— Data records —
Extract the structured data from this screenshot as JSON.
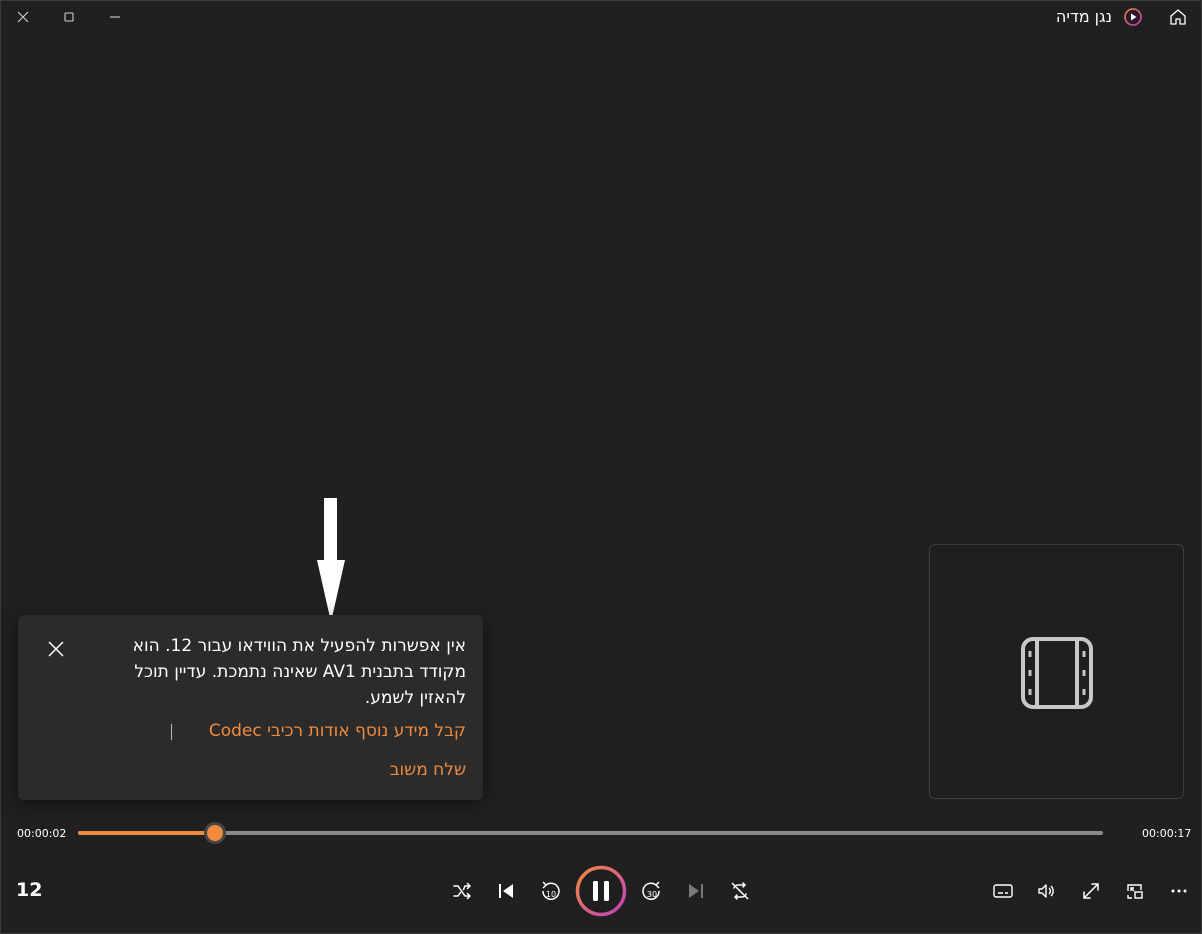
{
  "app": {
    "title": "נגן מדיה",
    "icons": {
      "logo": "media-player-logo-icon",
      "home": "home-icon",
      "close": "close-icon",
      "maximize": "maximize-icon",
      "minimize": "minimize-icon"
    }
  },
  "notification": {
    "message": "אין אפשרות להפעיל את הווידאו עבור 12. הוא מקודד בתבנית AV1 שאינה נתמכת. עדיין תוכל להאזין לשמע.",
    "learn_more_link": "קבל מידע נוסף אודות רכיבי Codec",
    "feedback_link": "שלח משוב",
    "close_icon": "close-icon"
  },
  "thumbnail": {
    "icon": "film-strip-icon"
  },
  "player": {
    "elapsed": "00:00:02",
    "duration": "00:00:17",
    "progress_fraction": 0.134,
    "track_title": "12"
  },
  "controls": {
    "shuffle": "shuffle-icon",
    "previous": "previous-icon",
    "skip_back": "skip-back-10-icon",
    "skip_back_label": "10",
    "pause": "pause-icon",
    "skip_forward": "skip-forward-30-icon",
    "skip_forward_label": "30",
    "next": "next-icon",
    "repeat": "repeat-off-icon",
    "captions": "captions-icon",
    "volume": "volume-icon",
    "fullscreen": "fullscreen-icon",
    "mini_player": "mini-player-icon",
    "more": "more-icon"
  },
  "colors": {
    "accent": "#f08a3c",
    "accent_secondary": "#c13fbf",
    "background": "#202020",
    "panel": "#2b2b2b"
  }
}
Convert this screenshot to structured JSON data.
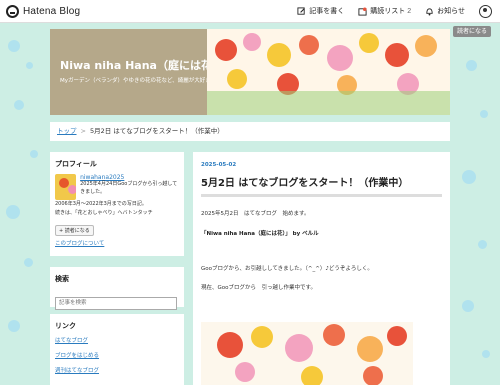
{
  "topbar": {
    "logo_text": "Hatena Blog",
    "write_label": "記事を書く",
    "readlist_label": "購読リスト",
    "readlist_count": "2",
    "notify_label": "お知らせ"
  },
  "reader_button": "読者になる",
  "header": {
    "title": "Niwa niha Hana（庭には花）",
    "description": "Myガーデン（ベランダ）やゆきの花の花など、綺麗が大好き！"
  },
  "breadcrumb": {
    "top": "トップ",
    "separator": ">",
    "current": "5月2日 はてなブログをスタート！（作業中）"
  },
  "sidebar": {
    "profile": {
      "heading": "プロフィール",
      "name": "niwahana2025",
      "desc1": "2025年4月24日Gooブログから引っ越してきました。",
      "desc2": "2006年3月〜2022年3月までの写日記。",
      "desc3": "続きは、「花とおしゃべり」へバトンタッチ",
      "reader_button": "読者になる",
      "about_link": "このブログについて"
    },
    "search": {
      "heading": "検索",
      "placeholder": "記事を検索"
    },
    "links": {
      "heading": "リンク",
      "items": [
        "はてなブログ",
        "ブログをはじめる",
        "週刊はてなブログ"
      ]
    }
  },
  "article": {
    "date": "2025-05-02",
    "title": "5月2日 はてなブログをスタート！（作業中）",
    "p1": "2025年5月2日　はてなブログ　始めます。",
    "p2": "「Niwa niha Hana（庭には花）」 by ベルル",
    "p3": "Gooブログから、お引越ししてきました。（^_^）♪どうぞよろしく。",
    "p4": "現在、Gooブログから　引っ越し作業中です。"
  },
  "colors": {
    "background": "#cdeee4",
    "link": "#2a7bbf",
    "header_bg": "#b5a88a"
  }
}
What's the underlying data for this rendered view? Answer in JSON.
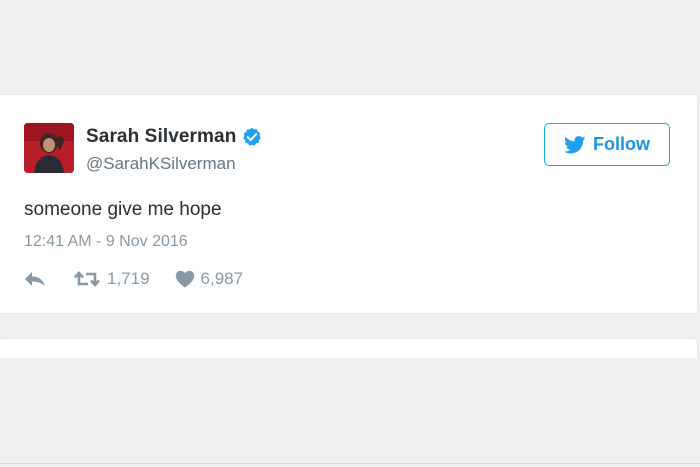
{
  "tweet": {
    "author": {
      "display_name": "Sarah Silverman",
      "handle": "@SarahKSilverman",
      "verified_icon": "verified-badge-icon"
    },
    "follow_label": "Follow",
    "text": "someone give me hope",
    "timestamp": "12:41 AM - 9 Nov 2016",
    "actions": {
      "reply_icon": "reply-icon",
      "retweet_icon": "retweet-icon",
      "retweet_count": "1,719",
      "like_icon": "heart-icon",
      "like_count": "6,987"
    }
  },
  "colors": {
    "accent": "#1da1f2",
    "text_primary": "#292f33",
    "text_secondary": "#8899a6",
    "background": "#efefef",
    "card": "#ffffff"
  }
}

— Required work —
Pull every line containing the word "screenshot" out of the material.

— Full output —
Extract the structured data from this screenshot as JSON.
Convert this screenshot to structured JSON data.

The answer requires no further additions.